Passage:
<<<<

NUMBER CRUNCH; Westlife close in on The Beatles' record in chart-topping battle.
WESTLIFE reckon they'll be crucified if they manage to equal The Beatles' tally of 17 No.1 UK singles.
The Irish boy band are only three tunes away with 14 No.1s.
They still have a bit to go to equal Elvis record-breaking tally of 21 No.1 singles.
But the boys already know the clamour that will greet them if they catch up with the Fab Four.
"I could just imagine the music magazines and newspapers crucifying us if we overtook The Beatles or Elvis," said Kian Egan, 30.
"We'd be annihilated, but it would be fun."
The boys - Kian, Shane Filan, Mark Feehily and Nicky Byrne - have been one of the UK's top groups since 1999 and their first No.1, Swear It Again.
That year, they had four No.1s and three in 2000. Those seven consecutive No.1s equalled The Beatles record.
Westlife are only in their late twenties and early thirties so have plenty of time and a strong enough fan base to equal The Beatles' No.1 total.
Mark, 29, admits they are excited and said: "We have broken records in the past but that would be major history. That would be something that would take a long time for someone to rival us. It's taken us so long to get close and it would be amazing.
"But it's not something we would rely on to happen.
"We can't live our lives trying to beat that record and see it as a failure if we don't.
"But we are very, very close." Westlife missed a chance to close the gap with The Beatles last year when their last single, What About Now, went to No.2. Their seventh studio album Where We Are also went to No.2 but Kian and Mark aren't worried. At least they say they're not.
And their strong fan base confirms they are still a force in British pop. Their Where We Are tour will play three nights at the SECC in Glasgow from May 24.
Next Friday, May 14, they will broadcast a live show from London's O2 Arena on Sky Box Office. Mark said: "We are still standing in there.
"We have a sold-out tour and our last album sold over a million copies. So we are still happy."
Managed by Louis Walsh, their record label boss is Simon Cowell.
Both have steered the band into performing mushy ballads and a heap of cover versions. It's an image they are ready to break.
Before the band released Where We Are last year, they claimed they were trying out a new direction, away from their typical ballads and cover versions.
So were they disappointed that Where We Are was the first album since debut Westlife in 1999 not to go to No.1? And that the last No.1 single they had was 2006's The Rose?
"We still sell more than most pop acts in the UK so technically it's still a massive success," pointed out Mark. "But it's hard to compete against the giant success we had years ago, especially the way the music industry is at the moment.
"But it would hard to not call a No.2 album and a No.2 single a success.
"We consider it so and so does our record company.
"Of course, a No.2 isn't as good as No.1. But I think what matters is that you sell enough records to make another one.
"If you are in any act, you don't want to get dropped. You want to be able to continue, do a tour and make another album.
"We know better than anyone that it's silly to live competing with ourselves.
"We can't assume that because we were successful, we still will be.

>>>>

Task objective: According to the article about Westlife, what was the band's first No.1 single?

Data lines:
<<<<

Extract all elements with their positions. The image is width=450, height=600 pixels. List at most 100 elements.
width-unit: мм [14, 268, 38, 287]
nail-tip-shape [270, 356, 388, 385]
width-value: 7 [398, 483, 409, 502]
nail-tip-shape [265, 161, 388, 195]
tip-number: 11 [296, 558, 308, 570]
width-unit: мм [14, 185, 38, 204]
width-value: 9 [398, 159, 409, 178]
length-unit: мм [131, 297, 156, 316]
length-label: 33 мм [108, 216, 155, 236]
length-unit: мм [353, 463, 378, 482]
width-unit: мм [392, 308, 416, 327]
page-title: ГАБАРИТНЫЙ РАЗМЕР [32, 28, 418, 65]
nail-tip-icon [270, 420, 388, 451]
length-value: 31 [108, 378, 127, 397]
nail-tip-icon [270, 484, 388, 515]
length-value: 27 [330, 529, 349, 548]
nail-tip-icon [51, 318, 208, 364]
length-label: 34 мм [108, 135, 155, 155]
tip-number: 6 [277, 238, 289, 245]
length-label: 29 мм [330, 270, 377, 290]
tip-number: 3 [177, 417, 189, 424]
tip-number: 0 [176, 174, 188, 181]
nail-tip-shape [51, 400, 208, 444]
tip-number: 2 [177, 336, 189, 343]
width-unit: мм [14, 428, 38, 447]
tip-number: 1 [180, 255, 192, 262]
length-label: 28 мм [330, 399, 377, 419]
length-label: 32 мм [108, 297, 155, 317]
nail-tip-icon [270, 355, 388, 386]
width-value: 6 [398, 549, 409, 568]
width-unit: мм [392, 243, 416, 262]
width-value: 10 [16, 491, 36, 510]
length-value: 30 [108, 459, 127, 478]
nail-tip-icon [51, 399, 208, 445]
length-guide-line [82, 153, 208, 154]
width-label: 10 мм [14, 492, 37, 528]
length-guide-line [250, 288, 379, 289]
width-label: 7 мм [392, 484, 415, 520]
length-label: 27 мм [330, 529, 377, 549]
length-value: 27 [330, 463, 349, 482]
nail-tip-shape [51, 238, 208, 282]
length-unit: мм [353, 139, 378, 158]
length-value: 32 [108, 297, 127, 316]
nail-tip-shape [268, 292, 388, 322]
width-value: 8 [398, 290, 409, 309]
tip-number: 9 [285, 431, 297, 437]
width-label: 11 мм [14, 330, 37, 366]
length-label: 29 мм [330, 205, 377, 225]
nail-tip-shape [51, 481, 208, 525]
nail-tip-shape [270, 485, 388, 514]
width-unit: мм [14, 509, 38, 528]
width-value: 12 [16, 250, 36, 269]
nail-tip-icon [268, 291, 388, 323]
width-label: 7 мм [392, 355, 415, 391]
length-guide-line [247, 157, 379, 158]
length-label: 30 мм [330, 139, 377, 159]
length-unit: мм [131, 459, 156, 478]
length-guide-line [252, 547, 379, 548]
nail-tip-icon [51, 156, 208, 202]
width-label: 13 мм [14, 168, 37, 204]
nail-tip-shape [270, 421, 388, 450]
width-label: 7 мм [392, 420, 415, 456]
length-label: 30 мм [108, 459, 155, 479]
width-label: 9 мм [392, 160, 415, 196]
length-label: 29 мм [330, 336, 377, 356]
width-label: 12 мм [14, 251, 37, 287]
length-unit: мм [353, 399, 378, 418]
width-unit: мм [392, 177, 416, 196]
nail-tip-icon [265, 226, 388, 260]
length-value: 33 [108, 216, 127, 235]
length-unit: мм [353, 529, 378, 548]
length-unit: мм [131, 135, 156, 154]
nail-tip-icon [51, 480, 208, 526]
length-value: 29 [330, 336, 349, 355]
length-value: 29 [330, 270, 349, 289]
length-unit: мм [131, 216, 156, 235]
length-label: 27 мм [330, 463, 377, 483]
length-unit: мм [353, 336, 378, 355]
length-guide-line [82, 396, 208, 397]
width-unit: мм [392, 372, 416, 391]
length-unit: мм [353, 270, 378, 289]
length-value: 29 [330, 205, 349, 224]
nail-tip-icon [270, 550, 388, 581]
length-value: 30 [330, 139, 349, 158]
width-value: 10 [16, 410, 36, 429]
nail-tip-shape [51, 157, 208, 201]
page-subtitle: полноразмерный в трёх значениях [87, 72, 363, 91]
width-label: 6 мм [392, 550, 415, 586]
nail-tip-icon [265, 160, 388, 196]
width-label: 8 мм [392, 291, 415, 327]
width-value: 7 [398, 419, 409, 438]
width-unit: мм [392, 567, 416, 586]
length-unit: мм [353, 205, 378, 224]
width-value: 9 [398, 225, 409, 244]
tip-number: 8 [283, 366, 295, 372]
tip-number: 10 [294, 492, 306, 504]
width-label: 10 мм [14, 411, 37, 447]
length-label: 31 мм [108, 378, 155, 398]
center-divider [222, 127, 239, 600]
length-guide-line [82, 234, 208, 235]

>>>>

Finished task: Swear It Again